GIVEN INSTRUCTION: Extract every line that includes the string "this".

WORKING DATA:
>> Start

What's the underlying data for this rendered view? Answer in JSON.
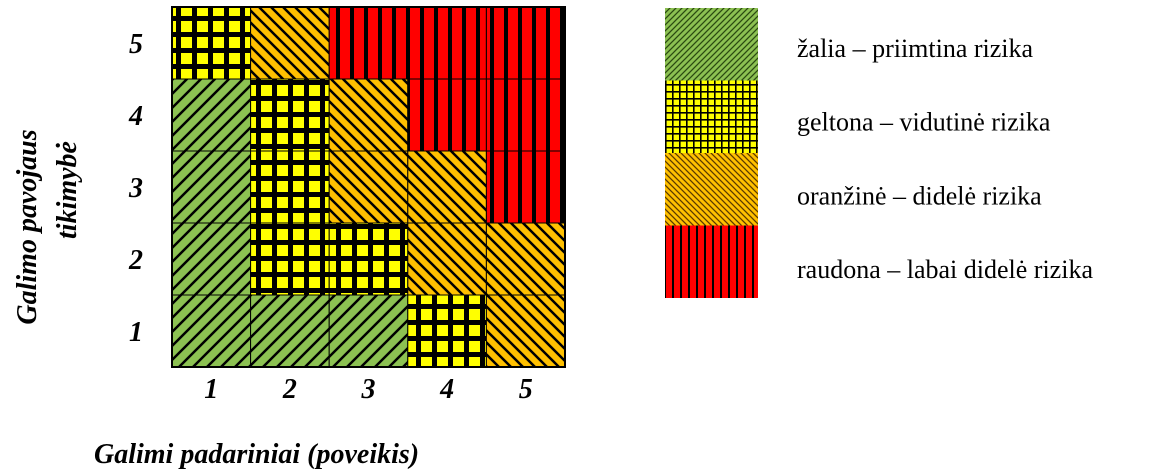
{
  "chart_data": {
    "type": "heatmap",
    "title": "",
    "ylabel_lines": [
      "Galimo pavojaus",
      "tikimybė"
    ],
    "xlabel": "Galimi padariniai (poveikis)",
    "x_categories": [
      "1",
      "2",
      "3",
      "4",
      "5"
    ],
    "y_categories": [
      "1",
      "2",
      "3",
      "4",
      "5"
    ],
    "cells": [
      {
        "y": "5",
        "levels": [
          "yellow",
          "orange",
          "red",
          "red",
          "red"
        ]
      },
      {
        "y": "4",
        "levels": [
          "green",
          "yellow",
          "orange",
          "red",
          "red"
        ]
      },
      {
        "y": "3",
        "levels": [
          "green",
          "yellow",
          "orange",
          "orange",
          "red"
        ]
      },
      {
        "y": "2",
        "levels": [
          "green",
          "yellow",
          "yellow",
          "orange",
          "orange"
        ]
      },
      {
        "y": "1",
        "levels": [
          "green",
          "green",
          "green",
          "yellow",
          "orange"
        ]
      }
    ],
    "legend_position": "right",
    "legend": [
      {
        "key": "green",
        "label": "žalia – priimtina rizika",
        "color": "#8cc152"
      },
      {
        "key": "yellow",
        "label": "geltona – vidutinė rizika",
        "color": "#ffff00"
      },
      {
        "key": "orange",
        "label": "oranžinė – didelė rizika",
        "color": "#ffc000"
      },
      {
        "key": "red",
        "label": "raudona – labai didelė rizika",
        "color": "#ff0000"
      }
    ]
  }
}
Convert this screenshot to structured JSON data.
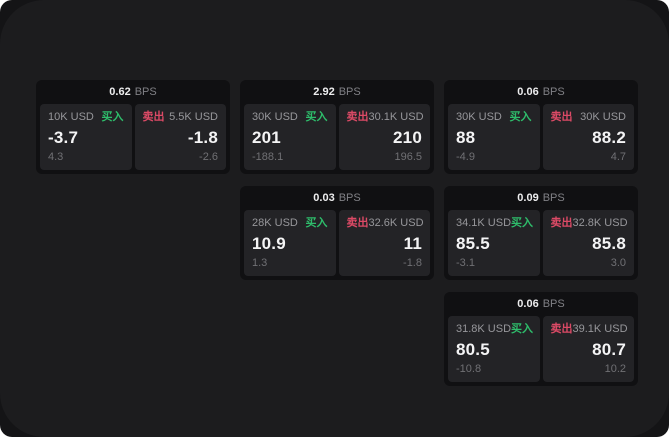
{
  "labels": {
    "bps_unit": "BPS",
    "buy": "买入",
    "sell": "卖出"
  },
  "colors": {
    "buy": "#2ebd6b",
    "sell": "#dc4a66",
    "backdrop": "#141416",
    "panel": "#1c1c1e",
    "card": "#101012",
    "pane": "#232326"
  },
  "cards": [
    {
      "col": 1,
      "row": 1,
      "bps": "0.62",
      "buy": {
        "amount": "10K USD",
        "value": "-3.7",
        "delta": "4.3"
      },
      "sell": {
        "amount": "5.5K USD",
        "value": "-1.8",
        "delta": "-2.6"
      }
    },
    {
      "col": 2,
      "row": 1,
      "bps": "2.92",
      "buy": {
        "amount": "30K USD",
        "value": "201",
        "delta": "-188.1"
      },
      "sell": {
        "amount": "30.1K USD",
        "value": "210",
        "delta": "196.5"
      }
    },
    {
      "col": 3,
      "row": 1,
      "bps": "0.06",
      "buy": {
        "amount": "30K USD",
        "value": "88",
        "delta": "-4.9"
      },
      "sell": {
        "amount": "30K USD",
        "value": "88.2",
        "delta": "4.7"
      }
    },
    {
      "col": 2,
      "row": 2,
      "bps": "0.03",
      "buy": {
        "amount": "28K USD",
        "value": "10.9",
        "delta": "1.3"
      },
      "sell": {
        "amount": "32.6K USD",
        "value": "11",
        "delta": "-1.8"
      }
    },
    {
      "col": 3,
      "row": 2,
      "bps": "0.09",
      "buy": {
        "amount": "34.1K USD",
        "value": "85.5",
        "delta": "-3.1"
      },
      "sell": {
        "amount": "32.8K USD",
        "value": "85.8",
        "delta": "3.0"
      }
    },
    {
      "col": 3,
      "row": 3,
      "bps": "0.06",
      "buy": {
        "amount": "31.8K USD",
        "value": "80.5",
        "delta": "-10.8"
      },
      "sell": {
        "amount": "39.1K USD",
        "value": "80.7",
        "delta": "10.2"
      }
    }
  ]
}
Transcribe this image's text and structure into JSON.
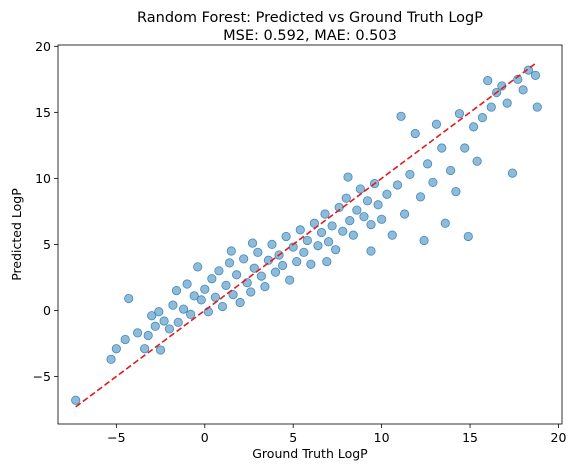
{
  "chart_data": {
    "type": "scatter",
    "title": "Random Forest: Predicted vs Ground Truth LogP",
    "subtitle": "MSE: 0.592, MAE: 0.503",
    "xlabel": "Ground Truth LogP",
    "ylabel": "Predicted LogP",
    "xlim": [
      -8.3,
      20.2
    ],
    "ylim": [
      -8.6,
      20.1
    ],
    "x_ticks": [
      -5,
      0,
      5,
      10,
      15,
      20
    ],
    "y_ticks": [
      -5,
      0,
      5,
      10,
      15,
      20
    ],
    "x_tick_labels": [
      "−5",
      "0",
      "5",
      "10",
      "15",
      "20"
    ],
    "y_tick_labels": [
      "−5",
      "0",
      "5",
      "10",
      "15",
      "20"
    ],
    "grid": false,
    "reference_line": {
      "x": [
        -7.3,
        18.7
      ],
      "y": [
        -7.3,
        18.7
      ],
      "style": "dashed",
      "color": "#e41a1c"
    },
    "point_color": "#1f77b4",
    "point_opacity": 0.5,
    "series": [
      {
        "points": [
          [
            -7.3,
            -6.8
          ],
          [
            -5.3,
            -3.7
          ],
          [
            -5.0,
            -2.9
          ],
          [
            -4.5,
            -2.2
          ],
          [
            -4.3,
            0.9
          ],
          [
            -3.8,
            -1.7
          ],
          [
            -3.4,
            -2.9
          ],
          [
            -3.2,
            -1.9
          ],
          [
            -3.0,
            -0.4
          ],
          [
            -2.8,
            -1.2
          ],
          [
            -2.6,
            -0.1
          ],
          [
            -2.5,
            -3.0
          ],
          [
            -2.3,
            -0.8
          ],
          [
            -2.0,
            -1.4
          ],
          [
            -1.8,
            0.4
          ],
          [
            -1.6,
            1.5
          ],
          [
            -1.5,
            -0.9
          ],
          [
            -1.2,
            0.1
          ],
          [
            -1.0,
            2.0
          ],
          [
            -0.8,
            -0.3
          ],
          [
            -0.6,
            1.1
          ],
          [
            -0.4,
            3.3
          ],
          [
            -0.2,
            0.8
          ],
          [
            0.0,
            1.6
          ],
          [
            0.2,
            -0.1
          ],
          [
            0.4,
            2.4
          ],
          [
            0.6,
            1.0
          ],
          [
            0.8,
            3.0
          ],
          [
            1.0,
            0.3
          ],
          [
            1.2,
            1.9
          ],
          [
            1.4,
            3.6
          ],
          [
            1.6,
            1.2
          ],
          [
            1.8,
            2.7
          ],
          [
            2.0,
            0.6
          ],
          [
            2.2,
            3.9
          ],
          [
            2.4,
            2.1
          ],
          [
            2.6,
            1.4
          ],
          [
            2.8,
            3.2
          ],
          [
            3.0,
            4.4
          ],
          [
            3.2,
            2.6
          ],
          [
            3.4,
            1.8
          ],
          [
            3.6,
            3.8
          ],
          [
            3.8,
            5.0
          ],
          [
            4.0,
            2.9
          ],
          [
            4.2,
            4.2
          ],
          [
            4.4,
            3.4
          ],
          [
            4.6,
            5.6
          ],
          [
            4.8,
            2.3
          ],
          [
            5.0,
            4.8
          ],
          [
            5.2,
            3.7
          ],
          [
            5.4,
            6.1
          ],
          [
            5.6,
            4.4
          ],
          [
            5.8,
            5.3
          ],
          [
            6.0,
            3.5
          ],
          [
            6.2,
            6.6
          ],
          [
            6.4,
            4.9
          ],
          [
            6.6,
            5.9
          ],
          [
            6.8,
            7.3
          ],
          [
            7.0,
            5.2
          ],
          [
            7.2,
            6.4
          ],
          [
            7.4,
            4.6
          ],
          [
            7.6,
            7.8
          ],
          [
            7.8,
            6.0
          ],
          [
            8.0,
            8.5
          ],
          [
            8.2,
            6.8
          ],
          [
            8.4,
            5.7
          ],
          [
            8.6,
            7.6
          ],
          [
            8.8,
            9.2
          ],
          [
            9.0,
            7.1
          ],
          [
            9.2,
            8.3
          ],
          [
            9.4,
            6.5
          ],
          [
            9.6,
            9.6
          ],
          [
            9.8,
            8.0
          ],
          [
            10.0,
            6.9
          ],
          [
            10.3,
            8.8
          ],
          [
            10.6,
            5.7
          ],
          [
            10.9,
            9.5
          ],
          [
            11.1,
            14.7
          ],
          [
            11.3,
            7.3
          ],
          [
            11.6,
            10.3
          ],
          [
            11.9,
            13.4
          ],
          [
            12.2,
            8.6
          ],
          [
            12.4,
            5.3
          ],
          [
            12.6,
            11.1
          ],
          [
            12.9,
            9.7
          ],
          [
            13.1,
            14.1
          ],
          [
            13.4,
            12.3
          ],
          [
            13.6,
            6.6
          ],
          [
            13.9,
            10.6
          ],
          [
            14.2,
            9.0
          ],
          [
            14.4,
            14.9
          ],
          [
            14.7,
            12.3
          ],
          [
            14.9,
            5.6
          ],
          [
            15.2,
            13.9
          ],
          [
            15.4,
            11.3
          ],
          [
            15.7,
            14.6
          ],
          [
            16.0,
            17.4
          ],
          [
            16.2,
            15.4
          ],
          [
            16.5,
            16.5
          ],
          [
            16.8,
            17.0
          ],
          [
            17.1,
            15.7
          ],
          [
            17.4,
            10.4
          ],
          [
            17.7,
            17.5
          ],
          [
            18.0,
            16.7
          ],
          [
            18.3,
            18.2
          ],
          [
            18.7,
            17.8
          ],
          [
            18.8,
            15.4
          ],
          [
            1.5,
            4.5
          ],
          [
            2.7,
            5.1
          ],
          [
            6.9,
            3.7
          ],
          [
            9.4,
            4.5
          ],
          [
            8.1,
            10.1
          ]
        ]
      }
    ]
  }
}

>> End

ANSWER:
What's the underlying data for this rendered view? Answer in JSON.
Convert this screenshot to structured JSON data.
Transcribe this image's text and structure into JSON.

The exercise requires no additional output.